• _Task A_
Print the passage of the Detroit towing article below that opens with the words containing "His boots weren’t" and closes with "name a few.".
• _Task B_
Render this sentence from the Detroit towing article into Spanish: "Soon, Berry said, word of the arrangement could spread to other officers."

• _Document excerpt_
-*-
Instead of using the towing rotation, Berry says cops would make calls on their cell phones to their favored tow company, collecting between $100 and $200 a pop.
“So they start making this money,” Berry said. “Well, what do you think they do? They run their mouth…and the towers would say hey, do you know anybody else?'”
Soon, Berry said, word of the arrangement could spread to other officers.
“How many cops do you think are or were on the take?” asked Channel 7’s Ross Jones.
“I know a couple that retired and they were involved,” Berry said. “I’m not going to mention their names because they weren’t charged and they weren’t convicted. Some of these people I worked with. Some of these people were my friends.”
The city now admits that its towing system was too easy to exploit, and faults what officials call a murky permitting process overseen by the Detroit Board of Police Commissioners that didn’t rely on competitive bidding.
“The system that was under the Board of Police Commissioners had no controls in it,” Duggan said earlier this month, “I’ve been dismantling it and I’m going to finish dismantling it.”
Until recently, commissioners like Linda Bernard had oversight over towing. But when 7 Action News talked with her about how to clean up the process, we were surprised to hear her praise Gasper Fiore, a disgraced tower who the feds called a “prolific bribe payer.”
“I do respect Gasper because he’s a hardworking man who wears, I’ve never seen him without muddy boots,” Bernard said.
His boots weren’t the only thing that was dirty. The feds say Fiore bribed Deputy Police Chief Celia Washington, Councilwoman Monica Conyers and Mayor Kwame Kilpatrick just to name a few.
He went to prison in 2018 and was banned from towing for the city for 20 years.
But Fiore’s checks still cashed.
Commissioner Bernard, according to campaign records, collected a $1,750 donation from Fiore last year—the same year he was released from prison—and another $1,750 from his daughter.
“He handed out bribes like they were candy,” Jones said.
“I understand that, he did hand out bribes, he handed out money to people who asked him for money. And he had money to give. Right?” Bernard said. “It’s not right. It’s wrong because they were public officials.”
“But you don’t have a problem accepting money from him,” Jones asked.
“No, I don’t,” Bernard said, adding later, “There are crimes, and then there are super crimes”
“Are you saying that bribing public officials is not a ‘super crime?’ Jones asked.
“I think bribing public officials is similar to something my mom used to say all the time: Woodward is a two-way street,” Bernard said.
While Commissioner Bernard defended Fiore, the Detroit Towers Association would not.
Barry Foster is its president and urges the public not to fault an entire industry for Fiore’s sins.
As of today, none of his members have been charged with anything.
-*-
• _Source information_
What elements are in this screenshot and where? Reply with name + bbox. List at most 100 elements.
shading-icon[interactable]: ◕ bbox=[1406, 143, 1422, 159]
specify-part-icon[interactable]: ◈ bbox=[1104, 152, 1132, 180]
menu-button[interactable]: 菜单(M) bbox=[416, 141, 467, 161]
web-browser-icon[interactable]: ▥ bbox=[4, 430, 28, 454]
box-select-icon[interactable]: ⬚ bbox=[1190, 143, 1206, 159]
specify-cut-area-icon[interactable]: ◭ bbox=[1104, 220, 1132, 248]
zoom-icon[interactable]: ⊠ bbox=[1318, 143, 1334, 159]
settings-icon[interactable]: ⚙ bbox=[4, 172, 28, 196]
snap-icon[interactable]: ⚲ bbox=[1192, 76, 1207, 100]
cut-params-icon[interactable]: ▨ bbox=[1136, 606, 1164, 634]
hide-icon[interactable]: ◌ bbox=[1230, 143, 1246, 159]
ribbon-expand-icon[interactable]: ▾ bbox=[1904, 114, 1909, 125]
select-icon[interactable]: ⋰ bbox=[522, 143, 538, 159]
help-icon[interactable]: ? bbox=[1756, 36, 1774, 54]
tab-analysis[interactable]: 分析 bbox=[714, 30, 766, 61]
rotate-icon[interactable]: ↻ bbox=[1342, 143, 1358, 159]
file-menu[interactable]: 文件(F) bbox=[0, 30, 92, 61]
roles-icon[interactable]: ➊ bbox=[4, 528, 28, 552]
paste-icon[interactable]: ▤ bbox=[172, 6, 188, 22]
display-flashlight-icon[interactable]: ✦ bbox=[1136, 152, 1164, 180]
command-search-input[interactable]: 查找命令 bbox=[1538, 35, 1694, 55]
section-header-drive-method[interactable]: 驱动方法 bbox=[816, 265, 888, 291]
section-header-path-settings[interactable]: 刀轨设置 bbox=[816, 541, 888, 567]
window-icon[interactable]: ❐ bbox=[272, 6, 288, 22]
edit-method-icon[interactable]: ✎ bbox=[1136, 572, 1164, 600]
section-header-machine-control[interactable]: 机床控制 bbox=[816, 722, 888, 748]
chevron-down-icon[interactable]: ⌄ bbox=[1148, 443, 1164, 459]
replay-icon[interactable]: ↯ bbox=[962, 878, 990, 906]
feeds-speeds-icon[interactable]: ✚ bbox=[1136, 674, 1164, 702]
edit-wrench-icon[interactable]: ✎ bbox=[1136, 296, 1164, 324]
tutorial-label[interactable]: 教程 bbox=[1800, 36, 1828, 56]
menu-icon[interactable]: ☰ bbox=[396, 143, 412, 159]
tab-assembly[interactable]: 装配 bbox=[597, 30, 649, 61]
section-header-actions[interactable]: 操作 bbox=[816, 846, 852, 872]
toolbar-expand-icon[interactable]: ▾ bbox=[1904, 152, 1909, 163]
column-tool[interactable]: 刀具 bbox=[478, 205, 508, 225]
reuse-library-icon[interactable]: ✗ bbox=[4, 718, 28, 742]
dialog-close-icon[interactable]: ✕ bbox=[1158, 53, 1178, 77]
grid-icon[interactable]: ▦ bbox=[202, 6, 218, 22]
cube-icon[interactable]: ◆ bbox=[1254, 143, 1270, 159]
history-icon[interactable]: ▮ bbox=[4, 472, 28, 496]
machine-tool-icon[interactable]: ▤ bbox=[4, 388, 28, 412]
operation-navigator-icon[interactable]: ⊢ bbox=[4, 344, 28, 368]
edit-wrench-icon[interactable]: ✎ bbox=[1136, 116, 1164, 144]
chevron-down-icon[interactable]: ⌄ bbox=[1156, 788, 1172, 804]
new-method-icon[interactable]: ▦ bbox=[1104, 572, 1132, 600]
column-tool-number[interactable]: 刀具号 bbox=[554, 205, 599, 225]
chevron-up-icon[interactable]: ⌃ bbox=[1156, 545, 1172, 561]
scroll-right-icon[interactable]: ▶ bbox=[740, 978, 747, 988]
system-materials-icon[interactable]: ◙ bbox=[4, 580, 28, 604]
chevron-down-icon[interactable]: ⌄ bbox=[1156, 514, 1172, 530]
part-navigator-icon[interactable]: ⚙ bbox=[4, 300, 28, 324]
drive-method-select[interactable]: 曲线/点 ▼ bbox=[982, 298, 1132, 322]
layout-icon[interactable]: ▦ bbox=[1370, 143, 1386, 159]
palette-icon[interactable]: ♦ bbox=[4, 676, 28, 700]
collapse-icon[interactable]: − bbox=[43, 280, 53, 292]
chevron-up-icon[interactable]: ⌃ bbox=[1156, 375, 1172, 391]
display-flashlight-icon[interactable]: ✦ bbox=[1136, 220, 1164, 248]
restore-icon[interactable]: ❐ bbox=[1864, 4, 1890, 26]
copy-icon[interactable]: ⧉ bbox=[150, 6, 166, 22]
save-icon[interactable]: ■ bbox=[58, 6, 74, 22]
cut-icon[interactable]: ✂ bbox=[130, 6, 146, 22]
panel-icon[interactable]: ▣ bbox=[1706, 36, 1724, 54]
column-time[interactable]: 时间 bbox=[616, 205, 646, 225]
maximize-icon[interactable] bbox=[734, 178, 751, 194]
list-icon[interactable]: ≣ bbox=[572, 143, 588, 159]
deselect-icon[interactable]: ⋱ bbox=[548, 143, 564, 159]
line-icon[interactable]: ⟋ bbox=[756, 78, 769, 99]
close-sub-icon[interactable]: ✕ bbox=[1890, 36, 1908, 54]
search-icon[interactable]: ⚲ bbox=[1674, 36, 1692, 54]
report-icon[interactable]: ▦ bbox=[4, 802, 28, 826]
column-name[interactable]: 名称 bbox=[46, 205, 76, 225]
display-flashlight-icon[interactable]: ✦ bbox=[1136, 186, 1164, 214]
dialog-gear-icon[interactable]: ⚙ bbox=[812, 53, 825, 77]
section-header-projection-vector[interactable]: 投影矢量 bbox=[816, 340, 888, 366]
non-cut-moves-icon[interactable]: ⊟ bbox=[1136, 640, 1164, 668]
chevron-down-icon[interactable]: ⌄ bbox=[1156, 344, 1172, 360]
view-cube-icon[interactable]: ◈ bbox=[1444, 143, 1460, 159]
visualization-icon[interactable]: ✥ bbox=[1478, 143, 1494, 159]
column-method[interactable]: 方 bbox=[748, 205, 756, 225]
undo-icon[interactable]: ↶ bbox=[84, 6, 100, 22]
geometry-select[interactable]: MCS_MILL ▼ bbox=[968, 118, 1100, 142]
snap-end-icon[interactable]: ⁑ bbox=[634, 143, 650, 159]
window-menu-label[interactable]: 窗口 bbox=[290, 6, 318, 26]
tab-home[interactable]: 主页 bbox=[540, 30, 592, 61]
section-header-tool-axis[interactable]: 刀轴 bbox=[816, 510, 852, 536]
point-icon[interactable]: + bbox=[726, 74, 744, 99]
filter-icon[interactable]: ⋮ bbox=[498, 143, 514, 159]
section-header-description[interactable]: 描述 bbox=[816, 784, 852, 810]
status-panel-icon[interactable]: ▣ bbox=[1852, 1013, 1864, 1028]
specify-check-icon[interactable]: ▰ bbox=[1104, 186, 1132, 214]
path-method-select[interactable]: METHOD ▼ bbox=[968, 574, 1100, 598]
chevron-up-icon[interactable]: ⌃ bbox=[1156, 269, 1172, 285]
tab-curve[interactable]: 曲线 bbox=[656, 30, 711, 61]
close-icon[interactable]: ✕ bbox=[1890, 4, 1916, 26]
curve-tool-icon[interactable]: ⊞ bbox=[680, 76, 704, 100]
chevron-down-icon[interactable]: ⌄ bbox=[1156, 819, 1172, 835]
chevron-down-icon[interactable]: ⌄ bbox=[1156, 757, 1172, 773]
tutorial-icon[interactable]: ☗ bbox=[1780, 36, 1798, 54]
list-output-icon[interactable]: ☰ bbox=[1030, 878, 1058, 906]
-*-
• _Worked solution A_
His boots weren’t the only thing that was dirty. The feds say Fiore bribed Deputy Police Chief Celia Washington, Councilwoman Monica Conyers and Mayor Kwame Kilpatrick just to name a few.

• _Worked solution B_
Pronto, dijo Berry, la noticia del arreglo podría extenderse a otros agentes.